## begin Supplied data

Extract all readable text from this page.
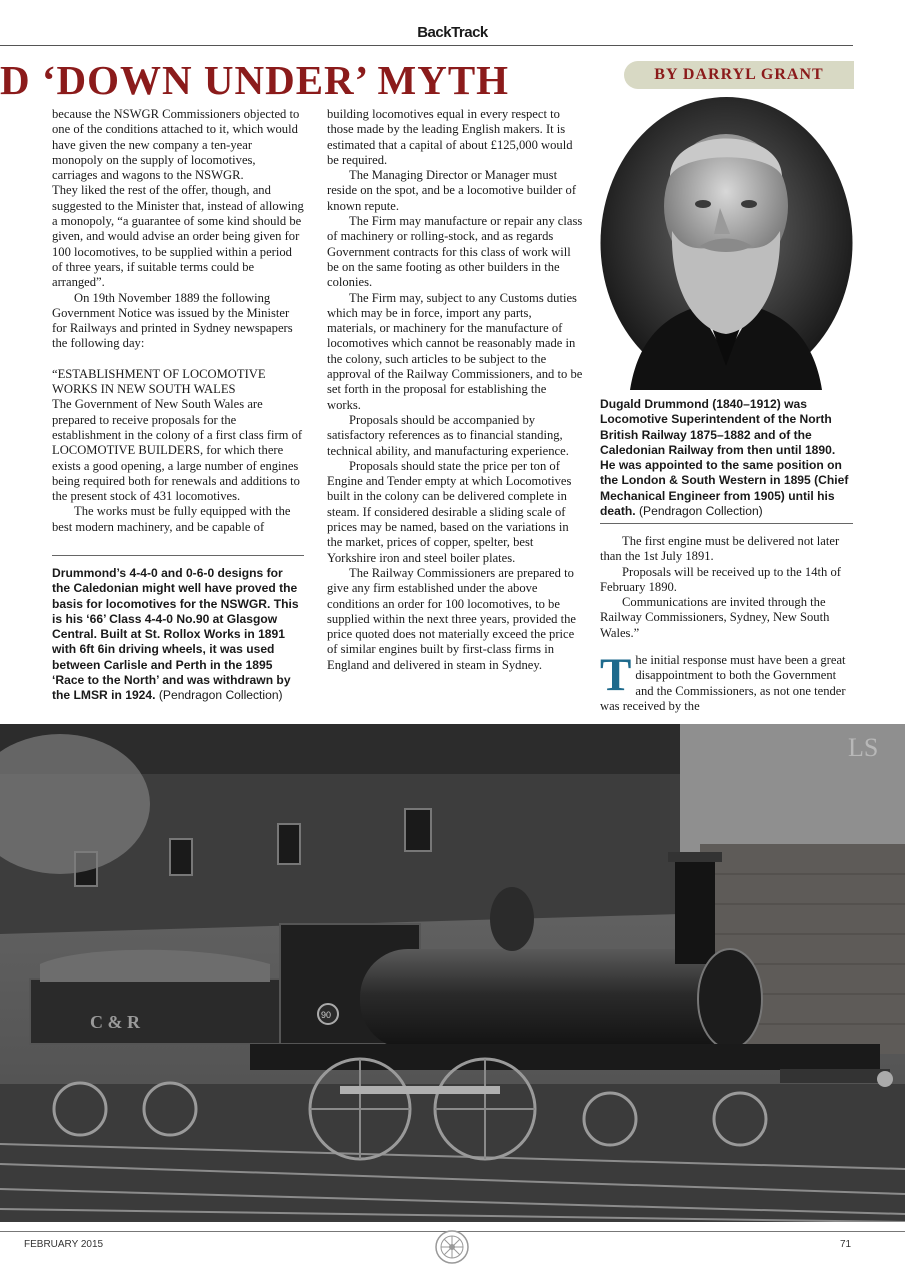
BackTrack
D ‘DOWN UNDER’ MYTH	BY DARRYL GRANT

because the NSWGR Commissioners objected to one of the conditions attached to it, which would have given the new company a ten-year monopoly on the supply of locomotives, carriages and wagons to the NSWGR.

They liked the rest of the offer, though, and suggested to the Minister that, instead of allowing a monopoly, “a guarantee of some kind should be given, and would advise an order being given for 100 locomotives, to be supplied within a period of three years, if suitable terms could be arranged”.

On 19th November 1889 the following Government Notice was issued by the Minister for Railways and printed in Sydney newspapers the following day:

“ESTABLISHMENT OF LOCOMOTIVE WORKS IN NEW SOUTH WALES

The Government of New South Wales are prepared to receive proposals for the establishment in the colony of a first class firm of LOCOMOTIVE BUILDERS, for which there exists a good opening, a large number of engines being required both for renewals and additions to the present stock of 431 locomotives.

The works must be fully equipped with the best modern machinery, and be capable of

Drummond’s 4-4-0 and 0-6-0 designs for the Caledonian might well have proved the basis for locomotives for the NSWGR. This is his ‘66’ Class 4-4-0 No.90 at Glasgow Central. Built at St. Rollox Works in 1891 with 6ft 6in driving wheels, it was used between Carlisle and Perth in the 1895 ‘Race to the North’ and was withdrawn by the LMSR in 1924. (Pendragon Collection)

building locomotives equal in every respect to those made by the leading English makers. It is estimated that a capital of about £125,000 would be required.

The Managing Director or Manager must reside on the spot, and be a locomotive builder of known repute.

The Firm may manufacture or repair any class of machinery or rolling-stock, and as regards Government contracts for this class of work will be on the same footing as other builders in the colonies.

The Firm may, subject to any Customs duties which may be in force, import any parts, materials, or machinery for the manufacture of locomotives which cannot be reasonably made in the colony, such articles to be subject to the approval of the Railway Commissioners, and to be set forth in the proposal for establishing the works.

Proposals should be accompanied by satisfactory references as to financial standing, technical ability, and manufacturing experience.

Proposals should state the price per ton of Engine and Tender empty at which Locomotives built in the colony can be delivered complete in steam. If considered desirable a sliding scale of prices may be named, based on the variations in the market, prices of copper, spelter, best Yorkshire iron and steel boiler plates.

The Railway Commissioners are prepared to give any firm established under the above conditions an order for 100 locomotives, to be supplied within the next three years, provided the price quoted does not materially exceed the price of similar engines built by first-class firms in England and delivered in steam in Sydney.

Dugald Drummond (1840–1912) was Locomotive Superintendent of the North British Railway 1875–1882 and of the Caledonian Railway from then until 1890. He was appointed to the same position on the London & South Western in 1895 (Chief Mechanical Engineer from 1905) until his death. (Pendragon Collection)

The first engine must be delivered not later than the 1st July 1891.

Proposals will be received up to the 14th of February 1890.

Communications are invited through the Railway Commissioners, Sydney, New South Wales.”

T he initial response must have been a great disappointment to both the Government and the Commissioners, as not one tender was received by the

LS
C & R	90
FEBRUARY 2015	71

## end Supplied data

__Your task__.
Skipping the pictures, transcribe each line above exactly as it appears.

__Problem solution__.
Extract all readable text from this page.
BackTrack
D ‘DOWN UNDER’ MYTH	BY DARRYL GRANT

because the NSWGR Commissioners objected to one of the conditions attached to it, which would have given the new company a ten-year monopoly on the supply of locomotives, carriages and wagons to the NSWGR.

They liked the rest of the offer, though, and suggested to the Minister that, instead of allowing a monopoly, “a guarantee of some kind should be given, and would advise an order being given for 100 locomotives, to be supplied within a period of three years, if suitable terms could be arranged”.

On 19th November 1889 the following Government Notice was issued by the Minister for Railways and printed in Sydney newspapers the following day:

“ESTABLISHMENT OF LOCOMOTIVE WORKS IN NEW SOUTH WALES

The Government of New South Wales are prepared to receive proposals for the establishment in the colony of a first class firm of LOCOMOTIVE BUILDERS, for which there exists a good opening, a large number of engines being required both for renewals and additions to the present stock of 431 locomotives.

The works must be fully equipped with the best modern machinery, and be capable of

Drummond’s 4-4-0 and 0-6-0 designs for the Caledonian might well have proved the basis for locomotives for the NSWGR. This is his ‘66’ Class 4-4-0 No.90 at Glasgow Central. Built at St. Rollox Works in 1891 with 6ft 6in driving wheels, it was used between Carlisle and Perth in the 1895 ‘Race to the North’ and was withdrawn by the LMSR in 1924. (Pendragon Collection)

building locomotives equal in every respect to those made by the leading English makers. It is estimated that a capital of about £125,000 would be required.

The Managing Director or Manager must reside on the spot, and be a locomotive builder of known repute.

The Firm may manufacture or repair any class of machinery or rolling-stock, and as regards Government contracts for this class of work will be on the same footing as other builders in the colonies.

The Firm may, subject to any Customs duties which may be in force, import any parts, materials, or machinery for the manufacture of locomotives which cannot be reasonably made in the colony, such articles to be subject to the approval of the Railway Commissioners, and to be set forth in the proposal for establishing the works.

Proposals should be accompanied by satisfactory references as to financial standing, technical ability, and manufacturing experience.

Proposals should state the price per ton of Engine and Tender empty at which Locomotives built in the colony can be delivered complete in steam. If considered desirable a sliding scale of prices may be named, based on the variations in the market, prices of copper, spelter, best Yorkshire iron and steel boiler plates.

The Railway Commissioners are prepared to give any firm established under the above conditions an order for 100 locomotives, to be supplied within the next three years, provided the price quoted does not materially exceed the price of similar engines built by first-class firms in England and delivered in steam in Sydney.

Dugald Drummond (1840–1912) was Locomotive Superintendent of the North British Railway 1875–1882 and of the Caledonian Railway from then until 1890. He was appointed to the same position on the London & South Western in 1895 (Chief Mechanical Engineer from 1905) until his death. (Pendragon Collection)

The first engine must be delivered not later than the 1st July 1891.

Proposals will be received up to the 14th of February 1890.

Communications are invited through the Railway Commissioners, Sydney, New South Wales.”

T he initial response must have been a great disappointment to both the Government and the Commissioners, as not one tender was received by the

LS
C & R	90
FEBRUARY 2015	71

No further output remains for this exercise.